======== Document

» » Filipino as a Second Language in New Zealand?

I’ve just got wind from the blog mills of this truly unprecedented development: New Zealand is set to prescribe Filipino as a required study in its schools, making it the country’s second language after English. Being a Filipino I couldn’t help but say Great! They couldn’t have made a better choice! Then, quickly, the question, arises: why?? But then my even quicker answer would be why not poknat?
Anong mapapala nila dun? (What benefit would they get from it?) Oh, so much, actually. New Zealand is home to a highly valued crowd of professional Filipinos (13,000 at least while some estimates place them at more than 16,000). Bridging the language barrier between locals and the Filipino foreigners would certainly make their working relationship more friendly, efficient and productive. Indeed it would make New Zealand a little bit more like home for Filipinos, making them a less foreign to their employers. By mastering their language we derived so much from New Zealanders aside from financial rewards; they must figure it’s high time they derive as much from us.

================
======== Provided records

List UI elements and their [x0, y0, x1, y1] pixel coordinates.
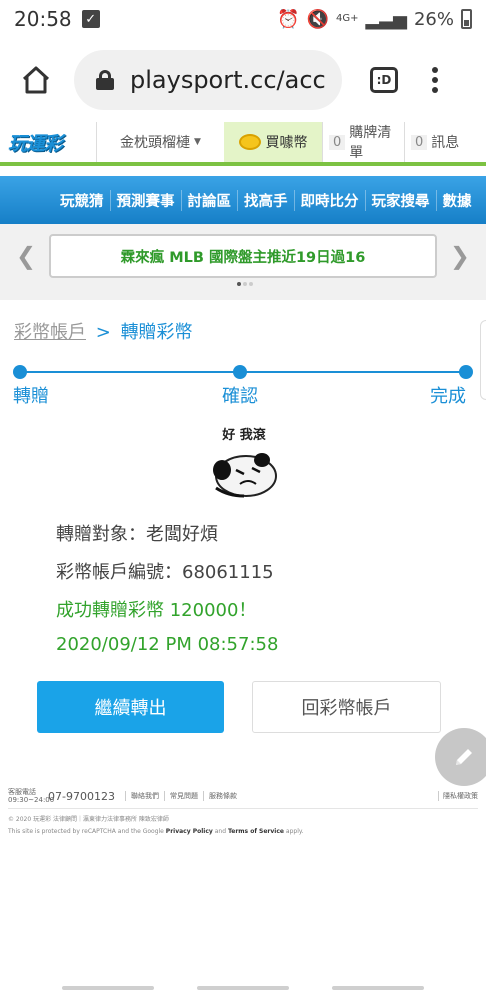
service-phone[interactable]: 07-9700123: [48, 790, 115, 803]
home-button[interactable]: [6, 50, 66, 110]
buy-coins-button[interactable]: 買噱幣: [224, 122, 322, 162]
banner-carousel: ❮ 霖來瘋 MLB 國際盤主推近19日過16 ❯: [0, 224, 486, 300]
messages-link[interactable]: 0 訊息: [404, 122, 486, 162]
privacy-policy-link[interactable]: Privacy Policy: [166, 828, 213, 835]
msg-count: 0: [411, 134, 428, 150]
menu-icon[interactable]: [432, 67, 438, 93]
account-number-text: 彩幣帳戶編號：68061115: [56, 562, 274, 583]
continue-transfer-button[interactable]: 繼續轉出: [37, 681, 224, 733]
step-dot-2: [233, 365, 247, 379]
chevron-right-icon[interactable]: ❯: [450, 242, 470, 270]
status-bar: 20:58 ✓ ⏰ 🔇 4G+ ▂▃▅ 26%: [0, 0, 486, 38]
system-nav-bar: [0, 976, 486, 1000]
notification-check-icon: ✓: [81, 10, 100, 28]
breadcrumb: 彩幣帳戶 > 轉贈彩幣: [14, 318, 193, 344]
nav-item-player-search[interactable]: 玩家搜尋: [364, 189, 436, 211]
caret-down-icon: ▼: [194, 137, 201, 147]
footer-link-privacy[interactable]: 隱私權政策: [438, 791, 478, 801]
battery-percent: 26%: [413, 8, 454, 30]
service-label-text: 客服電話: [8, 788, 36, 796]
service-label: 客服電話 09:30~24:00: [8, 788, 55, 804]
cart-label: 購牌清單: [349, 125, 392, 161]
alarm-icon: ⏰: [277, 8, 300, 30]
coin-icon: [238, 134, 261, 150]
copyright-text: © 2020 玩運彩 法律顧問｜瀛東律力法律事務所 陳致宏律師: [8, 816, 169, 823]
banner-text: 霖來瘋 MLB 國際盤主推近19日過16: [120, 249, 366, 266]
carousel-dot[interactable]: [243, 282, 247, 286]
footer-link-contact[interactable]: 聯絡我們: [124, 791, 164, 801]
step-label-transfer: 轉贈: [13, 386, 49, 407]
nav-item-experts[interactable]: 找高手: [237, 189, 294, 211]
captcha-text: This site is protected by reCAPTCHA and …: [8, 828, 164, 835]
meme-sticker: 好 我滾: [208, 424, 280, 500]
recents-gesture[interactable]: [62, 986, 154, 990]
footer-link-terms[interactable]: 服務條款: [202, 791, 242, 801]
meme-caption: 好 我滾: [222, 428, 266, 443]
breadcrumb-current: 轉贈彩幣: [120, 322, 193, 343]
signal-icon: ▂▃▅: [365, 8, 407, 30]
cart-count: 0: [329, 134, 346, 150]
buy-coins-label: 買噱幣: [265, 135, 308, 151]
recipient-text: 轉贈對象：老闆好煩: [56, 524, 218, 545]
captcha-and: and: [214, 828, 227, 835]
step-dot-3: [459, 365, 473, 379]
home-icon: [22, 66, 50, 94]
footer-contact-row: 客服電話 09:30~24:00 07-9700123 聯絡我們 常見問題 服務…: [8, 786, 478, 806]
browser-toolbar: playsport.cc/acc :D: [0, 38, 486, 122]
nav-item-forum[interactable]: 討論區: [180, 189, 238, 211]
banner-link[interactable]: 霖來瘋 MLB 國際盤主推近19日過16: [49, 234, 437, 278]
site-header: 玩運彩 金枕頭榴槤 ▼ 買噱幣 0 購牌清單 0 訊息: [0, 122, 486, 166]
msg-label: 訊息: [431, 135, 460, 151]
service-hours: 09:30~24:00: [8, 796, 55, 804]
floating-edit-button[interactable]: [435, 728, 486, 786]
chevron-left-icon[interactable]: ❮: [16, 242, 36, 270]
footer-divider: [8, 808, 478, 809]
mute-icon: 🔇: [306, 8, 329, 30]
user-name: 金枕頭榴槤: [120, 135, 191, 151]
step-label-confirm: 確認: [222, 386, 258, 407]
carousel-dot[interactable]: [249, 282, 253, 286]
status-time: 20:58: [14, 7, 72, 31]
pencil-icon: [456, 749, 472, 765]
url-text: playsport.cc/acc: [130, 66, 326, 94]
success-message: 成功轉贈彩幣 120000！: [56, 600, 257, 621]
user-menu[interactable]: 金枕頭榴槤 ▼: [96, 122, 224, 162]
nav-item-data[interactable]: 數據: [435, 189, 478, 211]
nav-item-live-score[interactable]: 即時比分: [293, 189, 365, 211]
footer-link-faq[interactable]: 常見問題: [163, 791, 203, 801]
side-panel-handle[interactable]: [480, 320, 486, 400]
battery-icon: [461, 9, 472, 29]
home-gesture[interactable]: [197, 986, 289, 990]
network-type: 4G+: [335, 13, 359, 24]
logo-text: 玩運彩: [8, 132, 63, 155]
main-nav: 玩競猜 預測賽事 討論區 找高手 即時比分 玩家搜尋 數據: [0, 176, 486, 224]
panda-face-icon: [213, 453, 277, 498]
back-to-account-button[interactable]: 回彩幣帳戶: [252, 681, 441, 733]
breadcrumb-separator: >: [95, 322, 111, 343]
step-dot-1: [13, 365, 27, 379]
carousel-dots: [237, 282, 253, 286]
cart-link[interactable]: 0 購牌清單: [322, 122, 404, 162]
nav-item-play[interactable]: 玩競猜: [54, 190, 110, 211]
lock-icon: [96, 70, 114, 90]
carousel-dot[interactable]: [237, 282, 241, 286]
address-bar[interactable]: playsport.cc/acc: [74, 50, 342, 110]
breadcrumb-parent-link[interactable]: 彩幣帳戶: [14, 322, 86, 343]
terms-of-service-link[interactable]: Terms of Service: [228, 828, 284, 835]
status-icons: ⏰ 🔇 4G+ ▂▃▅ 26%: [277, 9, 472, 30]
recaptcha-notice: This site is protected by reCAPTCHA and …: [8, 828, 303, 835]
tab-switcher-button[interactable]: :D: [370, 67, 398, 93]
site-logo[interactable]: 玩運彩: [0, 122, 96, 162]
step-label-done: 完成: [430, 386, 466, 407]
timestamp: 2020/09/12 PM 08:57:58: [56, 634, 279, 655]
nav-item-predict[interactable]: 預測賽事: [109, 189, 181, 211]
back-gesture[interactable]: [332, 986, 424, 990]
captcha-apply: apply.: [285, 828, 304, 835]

================

Requests:
1 - Set down everything from "I’ve just got" down to "why not poknat?" in the post on Filipino as a second language in New Zealand, word for word.
2 - Take the post on Filipino as a second language in New Zealand further, picking up right after its final sentence.

Exercise results:
1 -
I’ve just got wind from the blog mills of this truly unprecedented development: New Zealand is set to prescribe Filipino as a required study in its schools, making it the country’s second language after English. Being a Filipino I couldn’t help but say Great! They couldn’t have made a better choice! Then, quickly, the question, arises: why?? But then my even quicker answer would be why not poknat?

2 -
The same, however, can be said of studying any language be it as prestigious as English or French or as obscure as any of the world’s minority languages. For as they say, the biggest gap between peoples is not distance but culture: and language is the bridge that connects that gap. In this light, maybe it’s high time too that Philippine educators begin teaching studes in Metro Manila some of the regional languages. That way they’ll derive as much cultural learning as their peers from the countryside who just moved in. Additionally it would enrich the national language further and faster, making it more facilitative of nation building in these globalized times.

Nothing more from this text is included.